Data entries –
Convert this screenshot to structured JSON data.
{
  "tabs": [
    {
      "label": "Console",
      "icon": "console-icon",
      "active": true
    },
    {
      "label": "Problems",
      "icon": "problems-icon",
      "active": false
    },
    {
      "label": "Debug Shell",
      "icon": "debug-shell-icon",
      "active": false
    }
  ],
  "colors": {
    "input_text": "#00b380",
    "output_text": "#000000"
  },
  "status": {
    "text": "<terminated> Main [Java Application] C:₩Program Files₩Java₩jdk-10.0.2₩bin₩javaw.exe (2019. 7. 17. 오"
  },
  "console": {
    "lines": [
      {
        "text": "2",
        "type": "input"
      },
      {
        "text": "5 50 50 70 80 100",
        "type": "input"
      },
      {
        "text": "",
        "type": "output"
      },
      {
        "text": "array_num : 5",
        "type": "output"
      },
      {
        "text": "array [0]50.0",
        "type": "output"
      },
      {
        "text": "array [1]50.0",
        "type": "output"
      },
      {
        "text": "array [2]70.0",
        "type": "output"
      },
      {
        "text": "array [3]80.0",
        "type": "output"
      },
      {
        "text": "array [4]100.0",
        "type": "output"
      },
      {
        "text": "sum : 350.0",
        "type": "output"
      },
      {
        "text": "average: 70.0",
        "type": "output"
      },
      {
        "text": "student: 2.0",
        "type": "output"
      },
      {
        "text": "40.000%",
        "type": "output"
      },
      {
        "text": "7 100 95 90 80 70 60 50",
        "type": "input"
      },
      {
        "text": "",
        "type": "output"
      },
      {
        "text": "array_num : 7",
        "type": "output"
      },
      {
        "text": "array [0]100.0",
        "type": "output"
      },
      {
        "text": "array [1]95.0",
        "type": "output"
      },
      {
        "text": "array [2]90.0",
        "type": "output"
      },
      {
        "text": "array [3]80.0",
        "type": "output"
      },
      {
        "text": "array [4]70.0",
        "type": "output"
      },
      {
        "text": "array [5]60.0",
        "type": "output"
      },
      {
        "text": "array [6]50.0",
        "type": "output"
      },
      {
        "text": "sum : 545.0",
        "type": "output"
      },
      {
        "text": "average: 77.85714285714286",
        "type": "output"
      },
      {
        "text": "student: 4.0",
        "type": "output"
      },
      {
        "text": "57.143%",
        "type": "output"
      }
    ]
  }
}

INSTRUCTIONS FOR THE TASK –
Retype every entry above, word for word.

SOLVED EXERCISE –
Convert this screenshot to structured JSON data.
{
  "tabs": [
    {
      "label": "Console",
      "icon": "console-icon",
      "active": true
    },
    {
      "label": "Problems",
      "icon": "problems-icon",
      "active": false
    },
    {
      "label": "Debug Shell",
      "icon": "debug-shell-icon",
      "active": false
    }
  ],
  "colors": {
    "input_text": "#00b380",
    "output_text": "#000000"
  },
  "status": {
    "text": "<terminated> Main [Java Application] C:₩Program Files₩Java₩jdk-10.0.2₩bin₩javaw.exe (2019. 7. 17. 오"
  },
  "console": {
    "lines": [
      {
        "text": "2",
        "type": "input"
      },
      {
        "text": "5 50 50 70 80 100",
        "type": "input"
      },
      {
        "text": "",
        "type": "output"
      },
      {
        "text": "array_num : 5",
        "type": "output"
      },
      {
        "text": "array [0]50.0",
        "type": "output"
      },
      {
        "text": "array [1]50.0",
        "type": "output"
      },
      {
        "text": "array [2]70.0",
        "type": "output"
      },
      {
        "text": "array [3]80.0",
        "type": "output"
      },
      {
        "text": "array [4]100.0",
        "type": "output"
      },
      {
        "text": "sum : 350.0",
        "type": "output"
      },
      {
        "text": "average: 70.0",
        "type": "output"
      },
      {
        "text": "student: 2.0",
        "type": "output"
      },
      {
        "text": "40.000%",
        "type": "output"
      },
      {
        "text": "7 100 95 90 80 70 60 50",
        "type": "input"
      },
      {
        "text": "",
        "type": "output"
      },
      {
        "text": "array_num : 7",
        "type": "output"
      },
      {
        "text": "array [0]100.0",
        "type": "output"
      },
      {
        "text": "array [1]95.0",
        "type": "output"
      },
      {
        "text": "array [2]90.0",
        "type": "output"
      },
      {
        "text": "array [3]80.0",
        "type": "output"
      },
      {
        "text": "array [4]70.0",
        "type": "output"
      },
      {
        "text": "array [5]60.0",
        "type": "output"
      },
      {
        "text": "array [6]50.0",
        "type": "output"
      },
      {
        "text": "sum : 545.0",
        "type": "output"
      },
      {
        "text": "average: 77.85714285714286",
        "type": "output"
      },
      {
        "text": "student: 4.0",
        "type": "output"
      },
      {
        "text": "57.143%",
        "type": "output"
      }
    ]
  }
}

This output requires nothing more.